*Requirement*
Make an exact copy of the lines, leaving the pictures out.

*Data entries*
# # # # # # #

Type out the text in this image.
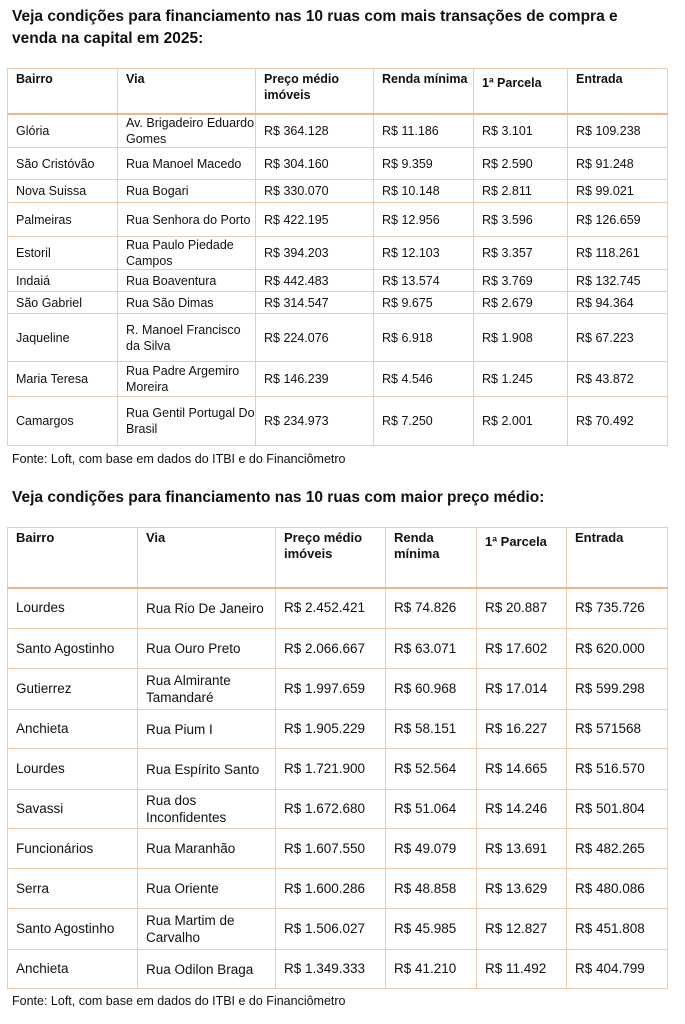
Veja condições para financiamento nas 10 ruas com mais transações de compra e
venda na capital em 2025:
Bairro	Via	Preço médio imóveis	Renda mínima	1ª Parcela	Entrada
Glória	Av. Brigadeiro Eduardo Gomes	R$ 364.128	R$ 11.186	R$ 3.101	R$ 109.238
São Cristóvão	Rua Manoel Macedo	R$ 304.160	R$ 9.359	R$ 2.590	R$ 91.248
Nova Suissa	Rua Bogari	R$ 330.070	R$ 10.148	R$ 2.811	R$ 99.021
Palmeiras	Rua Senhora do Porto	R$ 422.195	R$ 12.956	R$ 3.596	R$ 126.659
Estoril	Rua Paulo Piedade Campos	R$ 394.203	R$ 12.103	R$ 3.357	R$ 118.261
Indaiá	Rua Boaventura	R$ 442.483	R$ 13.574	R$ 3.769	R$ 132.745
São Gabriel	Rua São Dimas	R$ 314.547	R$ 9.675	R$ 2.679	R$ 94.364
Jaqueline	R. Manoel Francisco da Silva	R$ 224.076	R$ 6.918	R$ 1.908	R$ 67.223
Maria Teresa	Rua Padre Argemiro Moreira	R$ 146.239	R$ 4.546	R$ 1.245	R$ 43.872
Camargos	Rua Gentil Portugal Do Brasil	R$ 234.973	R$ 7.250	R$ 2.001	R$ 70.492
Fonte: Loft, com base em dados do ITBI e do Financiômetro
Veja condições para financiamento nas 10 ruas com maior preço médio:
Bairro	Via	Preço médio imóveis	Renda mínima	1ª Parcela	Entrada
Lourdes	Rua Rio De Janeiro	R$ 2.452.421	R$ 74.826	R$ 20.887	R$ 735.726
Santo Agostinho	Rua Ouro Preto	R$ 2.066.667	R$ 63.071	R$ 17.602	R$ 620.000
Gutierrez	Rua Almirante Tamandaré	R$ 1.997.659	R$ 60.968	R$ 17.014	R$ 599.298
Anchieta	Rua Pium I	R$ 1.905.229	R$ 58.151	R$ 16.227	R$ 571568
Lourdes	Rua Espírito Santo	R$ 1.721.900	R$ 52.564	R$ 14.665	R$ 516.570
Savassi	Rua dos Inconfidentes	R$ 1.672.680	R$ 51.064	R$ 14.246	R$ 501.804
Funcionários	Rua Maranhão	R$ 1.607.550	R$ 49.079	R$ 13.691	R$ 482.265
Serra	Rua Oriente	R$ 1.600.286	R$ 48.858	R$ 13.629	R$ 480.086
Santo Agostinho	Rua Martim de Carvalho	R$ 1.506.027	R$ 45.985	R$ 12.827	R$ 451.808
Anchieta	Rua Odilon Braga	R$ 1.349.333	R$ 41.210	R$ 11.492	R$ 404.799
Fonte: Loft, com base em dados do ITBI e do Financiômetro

# # # # # # #

*In response*
Type out the text in this image.
Veja condições para financiamento nas 10 ruas com mais transações de compra e
venda na capital em 2025:
Bairro	Via	Preço médio imóveis	Renda mínima	1ª Parcela	Entrada
Glória	Av. Brigadeiro Eduardo Gomes	R$ 364.128	R$ 11.186	R$ 3.101	R$ 109.238
São Cristóvão	Rua Manoel Macedo	R$ 304.160	R$ 9.359	R$ 2.590	R$ 91.248
Nova Suissa	Rua Bogari	R$ 330.070	R$ 10.148	R$ 2.811	R$ 99.021
Palmeiras	Rua Senhora do Porto	R$ 422.195	R$ 12.956	R$ 3.596	R$ 126.659
Estoril	Rua Paulo Piedade Campos	R$ 394.203	R$ 12.103	R$ 3.357	R$ 118.261
Indaiá	Rua Boaventura	R$ 442.483	R$ 13.574	R$ 3.769	R$ 132.745
São Gabriel	Rua São Dimas	R$ 314.547	R$ 9.675	R$ 2.679	R$ 94.364
Jaqueline	R. Manoel Francisco da Silva	R$ 224.076	R$ 6.918	R$ 1.908	R$ 67.223
Maria Teresa	Rua Padre Argemiro Moreira	R$ 146.239	R$ 4.546	R$ 1.245	R$ 43.872
Camargos	Rua Gentil Portugal Do Brasil	R$ 234.973	R$ 7.250	R$ 2.001	R$ 70.492
Fonte: Loft, com base em dados do ITBI e do Financiômetro
Veja condições para financiamento nas 10 ruas com maior preço médio:
Bairro	Via	Preço médio imóveis	Renda mínima	1ª Parcela	Entrada
Lourdes	Rua Rio De Janeiro	R$ 2.452.421	R$ 74.826	R$ 20.887	R$ 735.726
Santo Agostinho	Rua Ouro Preto	R$ 2.066.667	R$ 63.071	R$ 17.602	R$ 620.000
Gutierrez	Rua Almirante Tamandaré	R$ 1.997.659	R$ 60.968	R$ 17.014	R$ 599.298
Anchieta	Rua Pium I	R$ 1.905.229	R$ 58.151	R$ 16.227	R$ 571568
Lourdes	Rua Espírito Santo	R$ 1.721.900	R$ 52.564	R$ 14.665	R$ 516.570
Savassi	Rua dos Inconfidentes	R$ 1.672.680	R$ 51.064	R$ 14.246	R$ 501.804
Funcionários	Rua Maranhão	R$ 1.607.550	R$ 49.079	R$ 13.691	R$ 482.265
Serra	Rua Oriente	R$ 1.600.286	R$ 48.858	R$ 13.629	R$ 480.086
Santo Agostinho	Rua Martim de Carvalho	R$ 1.506.027	R$ 45.985	R$ 12.827	R$ 451.808
Anchieta	Rua Odilon Braga	R$ 1.349.333	R$ 41.210	R$ 11.492	R$ 404.799
Fonte: Loft, com base em dados do ITBI e do Financiômetro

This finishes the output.